--- Begin DATA SUPPLIED ---

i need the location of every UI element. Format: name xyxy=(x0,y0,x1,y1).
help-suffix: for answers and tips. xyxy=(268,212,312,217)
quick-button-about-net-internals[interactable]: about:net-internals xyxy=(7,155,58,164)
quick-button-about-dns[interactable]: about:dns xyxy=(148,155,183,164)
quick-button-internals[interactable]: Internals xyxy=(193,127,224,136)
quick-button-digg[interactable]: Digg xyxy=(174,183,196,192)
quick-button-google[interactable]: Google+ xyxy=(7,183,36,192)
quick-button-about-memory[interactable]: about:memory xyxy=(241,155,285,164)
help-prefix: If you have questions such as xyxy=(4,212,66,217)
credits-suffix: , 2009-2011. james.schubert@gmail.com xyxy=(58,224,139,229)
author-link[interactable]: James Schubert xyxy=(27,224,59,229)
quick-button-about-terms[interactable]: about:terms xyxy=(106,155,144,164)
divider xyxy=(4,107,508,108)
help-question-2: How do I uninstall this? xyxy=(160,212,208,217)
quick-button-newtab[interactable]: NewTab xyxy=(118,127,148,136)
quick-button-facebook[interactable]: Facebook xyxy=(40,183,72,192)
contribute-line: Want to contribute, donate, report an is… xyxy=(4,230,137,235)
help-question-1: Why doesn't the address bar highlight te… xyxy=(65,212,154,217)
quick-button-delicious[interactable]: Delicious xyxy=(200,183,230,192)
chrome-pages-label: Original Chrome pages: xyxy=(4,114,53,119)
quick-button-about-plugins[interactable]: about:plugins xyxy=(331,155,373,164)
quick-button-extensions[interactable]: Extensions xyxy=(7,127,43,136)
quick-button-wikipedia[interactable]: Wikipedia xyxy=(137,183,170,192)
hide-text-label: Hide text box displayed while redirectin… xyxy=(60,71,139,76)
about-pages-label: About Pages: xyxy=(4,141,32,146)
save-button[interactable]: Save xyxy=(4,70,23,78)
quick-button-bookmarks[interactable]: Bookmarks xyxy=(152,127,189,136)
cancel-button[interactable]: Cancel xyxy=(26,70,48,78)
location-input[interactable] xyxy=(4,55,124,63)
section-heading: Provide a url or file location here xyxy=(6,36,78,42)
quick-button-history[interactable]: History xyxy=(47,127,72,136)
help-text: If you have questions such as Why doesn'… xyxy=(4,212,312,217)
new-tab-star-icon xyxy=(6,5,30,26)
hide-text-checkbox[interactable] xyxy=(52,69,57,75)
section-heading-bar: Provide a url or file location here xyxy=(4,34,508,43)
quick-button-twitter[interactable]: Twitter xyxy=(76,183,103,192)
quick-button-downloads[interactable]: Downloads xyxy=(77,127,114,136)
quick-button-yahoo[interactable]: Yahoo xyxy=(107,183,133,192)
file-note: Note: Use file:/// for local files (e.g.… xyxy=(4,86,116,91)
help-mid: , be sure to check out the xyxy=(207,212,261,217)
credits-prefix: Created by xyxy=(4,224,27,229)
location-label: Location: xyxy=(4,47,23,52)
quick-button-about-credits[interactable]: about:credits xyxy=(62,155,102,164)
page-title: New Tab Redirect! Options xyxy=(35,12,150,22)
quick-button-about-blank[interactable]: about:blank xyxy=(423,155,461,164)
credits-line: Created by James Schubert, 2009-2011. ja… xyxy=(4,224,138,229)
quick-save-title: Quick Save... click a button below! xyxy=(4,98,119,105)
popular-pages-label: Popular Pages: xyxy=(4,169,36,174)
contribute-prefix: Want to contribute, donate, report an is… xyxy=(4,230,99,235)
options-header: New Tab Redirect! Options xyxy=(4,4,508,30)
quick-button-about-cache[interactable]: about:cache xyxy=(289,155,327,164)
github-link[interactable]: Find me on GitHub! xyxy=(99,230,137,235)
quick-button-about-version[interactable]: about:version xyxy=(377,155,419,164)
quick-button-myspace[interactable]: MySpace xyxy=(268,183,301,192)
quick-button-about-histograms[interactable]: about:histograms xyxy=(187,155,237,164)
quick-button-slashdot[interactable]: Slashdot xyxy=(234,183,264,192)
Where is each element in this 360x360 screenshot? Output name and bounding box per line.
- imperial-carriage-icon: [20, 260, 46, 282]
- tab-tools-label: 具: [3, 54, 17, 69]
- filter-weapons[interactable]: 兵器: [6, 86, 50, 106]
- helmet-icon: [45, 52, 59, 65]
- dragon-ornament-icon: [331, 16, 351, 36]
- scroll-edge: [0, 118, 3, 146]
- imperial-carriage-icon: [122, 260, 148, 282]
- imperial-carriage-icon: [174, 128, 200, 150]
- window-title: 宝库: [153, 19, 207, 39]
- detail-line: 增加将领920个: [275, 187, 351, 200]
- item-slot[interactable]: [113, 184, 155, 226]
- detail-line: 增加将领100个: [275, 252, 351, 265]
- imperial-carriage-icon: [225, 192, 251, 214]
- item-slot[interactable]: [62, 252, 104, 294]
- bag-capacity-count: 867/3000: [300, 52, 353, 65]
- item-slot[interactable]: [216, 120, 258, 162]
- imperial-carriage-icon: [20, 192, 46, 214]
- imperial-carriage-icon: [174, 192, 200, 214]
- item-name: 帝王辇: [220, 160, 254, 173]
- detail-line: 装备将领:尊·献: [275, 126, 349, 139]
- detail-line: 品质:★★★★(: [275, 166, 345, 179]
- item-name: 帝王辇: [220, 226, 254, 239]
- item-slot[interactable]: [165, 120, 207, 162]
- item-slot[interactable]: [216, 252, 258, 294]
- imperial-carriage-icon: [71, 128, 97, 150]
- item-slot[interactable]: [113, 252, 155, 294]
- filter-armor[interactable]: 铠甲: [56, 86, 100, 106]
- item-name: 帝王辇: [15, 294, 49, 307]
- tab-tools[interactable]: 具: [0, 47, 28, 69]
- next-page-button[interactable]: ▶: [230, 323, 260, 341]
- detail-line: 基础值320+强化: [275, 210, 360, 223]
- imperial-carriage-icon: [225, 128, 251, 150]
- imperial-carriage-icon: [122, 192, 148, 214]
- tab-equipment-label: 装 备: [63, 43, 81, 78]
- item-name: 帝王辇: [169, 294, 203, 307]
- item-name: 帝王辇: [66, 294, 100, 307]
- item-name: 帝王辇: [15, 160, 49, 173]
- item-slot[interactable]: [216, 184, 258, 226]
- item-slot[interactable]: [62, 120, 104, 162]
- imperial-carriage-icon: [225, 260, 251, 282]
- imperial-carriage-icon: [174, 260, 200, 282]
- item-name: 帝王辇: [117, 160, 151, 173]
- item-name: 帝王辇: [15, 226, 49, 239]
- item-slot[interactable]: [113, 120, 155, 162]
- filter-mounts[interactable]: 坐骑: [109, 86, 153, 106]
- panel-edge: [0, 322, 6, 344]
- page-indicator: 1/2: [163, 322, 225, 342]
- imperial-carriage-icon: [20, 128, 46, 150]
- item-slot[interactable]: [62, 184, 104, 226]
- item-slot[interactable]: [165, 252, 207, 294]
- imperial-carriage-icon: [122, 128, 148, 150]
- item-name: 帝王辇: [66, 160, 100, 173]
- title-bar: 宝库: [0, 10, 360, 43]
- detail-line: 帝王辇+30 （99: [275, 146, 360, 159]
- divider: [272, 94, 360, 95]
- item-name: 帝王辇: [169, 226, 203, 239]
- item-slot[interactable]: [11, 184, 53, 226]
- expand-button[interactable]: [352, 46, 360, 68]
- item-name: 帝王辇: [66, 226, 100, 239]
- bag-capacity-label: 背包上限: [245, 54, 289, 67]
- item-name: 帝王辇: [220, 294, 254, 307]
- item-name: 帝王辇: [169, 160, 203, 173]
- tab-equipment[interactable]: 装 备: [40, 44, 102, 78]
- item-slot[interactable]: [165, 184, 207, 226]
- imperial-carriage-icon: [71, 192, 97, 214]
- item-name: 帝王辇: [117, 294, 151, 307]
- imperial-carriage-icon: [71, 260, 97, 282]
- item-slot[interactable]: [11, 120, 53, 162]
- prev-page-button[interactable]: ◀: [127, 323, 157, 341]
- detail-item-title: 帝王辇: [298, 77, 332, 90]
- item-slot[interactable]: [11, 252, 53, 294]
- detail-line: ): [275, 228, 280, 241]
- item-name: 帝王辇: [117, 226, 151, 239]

--- End DATA SUPPLIED ---

(PROBLEM TO WORK ON): Please output the data above, unchanged, from its first line through the line that contains "quick-button-google[interactable]: Google+ xyxy=(7,183,36,192)", including both.

(RESULT OF THIS TASK):
i need the location of every UI element. Format: name xyxy=(x0,y0,x1,y1).
help-suffix: for answers and tips. xyxy=(268,212,312,217)
quick-button-about-net-internals[interactable]: about:net-internals xyxy=(7,155,58,164)
quick-button-about-dns[interactable]: about:dns xyxy=(148,155,183,164)
quick-button-internals[interactable]: Internals xyxy=(193,127,224,136)
quick-button-digg[interactable]: Digg xyxy=(174,183,196,192)
quick-button-google[interactable]: Google+ xyxy=(7,183,36,192)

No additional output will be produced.